BRIEF
Every entry below should be repeated exactly; the pictures should not.

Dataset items
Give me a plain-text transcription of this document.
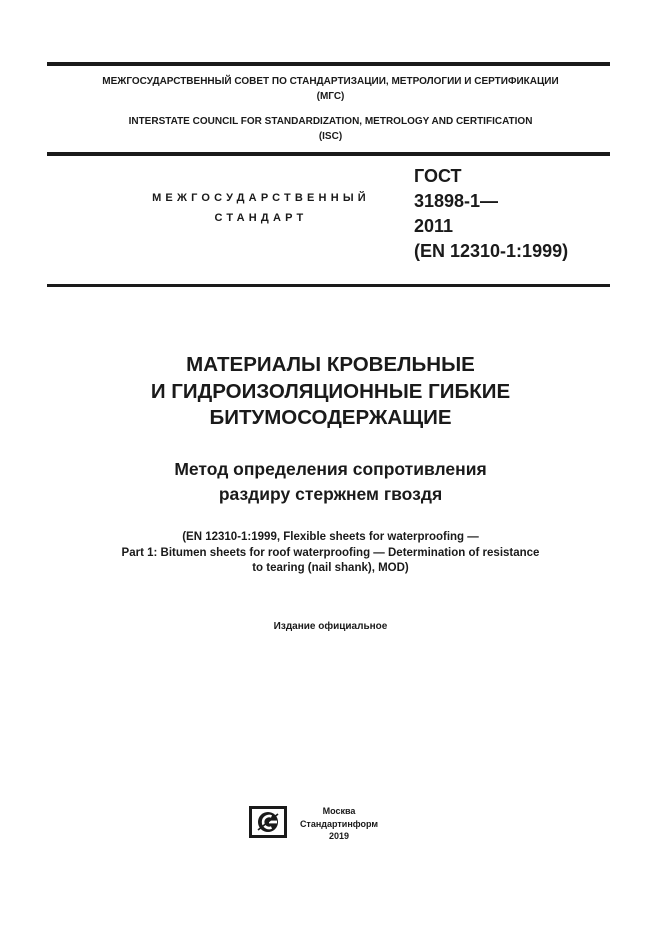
МЕЖГОСУДАРСТВЕННЫЙ СОВЕТ ПО СТАНДАРТИЗАЦИИ, МЕТРОЛОГИИ И СЕРТИФИКАЦИИ
(МГС)
INTERSTATE COUNCIL FOR STANDARDIZATION, METROLOGY AND CERTIFICATION
(ISC)
МЕЖГОСУДАРСТВЕННЫЙ
СТАНДАРТ
ГОСТ
31898-1—
2011
(EN 12310-1:1999)
МАТЕРИАЛЫ КРОВЕЛЬНЫЕ
И ГИДРОИЗОЛЯЦИОННЫЕ ГИБКИЕ
БИТУМОСОДЕРЖАЩИЕ
Метод определения сопротивления
раздиру стержнем гвоздя
(EN 12310-1:1999, Flexible sheets for waterproofing —
Part 1: Bitumen sheets for roof waterproofing — Determination of resistance
to tearing (nail shank), MOD)
Издание официальное
Москва
Стандартинформ
2019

ANSWER TO THIS EXERCISE
Give me a plain-text transcription of this document.
МЕЖГОСУДАРСТВЕННЫЙ СОВЕТ ПО СТАНДАРТИЗАЦИИ, МЕТРОЛОГИИ И СЕРТИФИКАЦИИ
(МГС)
INTERSTATE COUNCIL FOR STANDARDIZATION, METROLOGY AND CERTIFICATION
(ISC)
МЕЖГОСУДАРСТВЕННЫЙ
СТАНДАРТ
ГОСТ
31898-1—
2011
(EN 12310-1:1999)
МАТЕРИАЛЫ КРОВЕЛЬНЫЕ
И ГИДРОИЗОЛЯЦИОННЫЕ ГИБКИЕ
БИТУМОСОДЕРЖАЩИЕ
Метод определения сопротивления
раздиру стержнем гвоздя
(EN 12310-1:1999, Flexible sheets for waterproofing —
Part 1: Bitumen sheets for roof waterproofing — Determination of resistance
to tearing (nail shank), MOD)
Издание официальное
Москва
Стандартинформ
2019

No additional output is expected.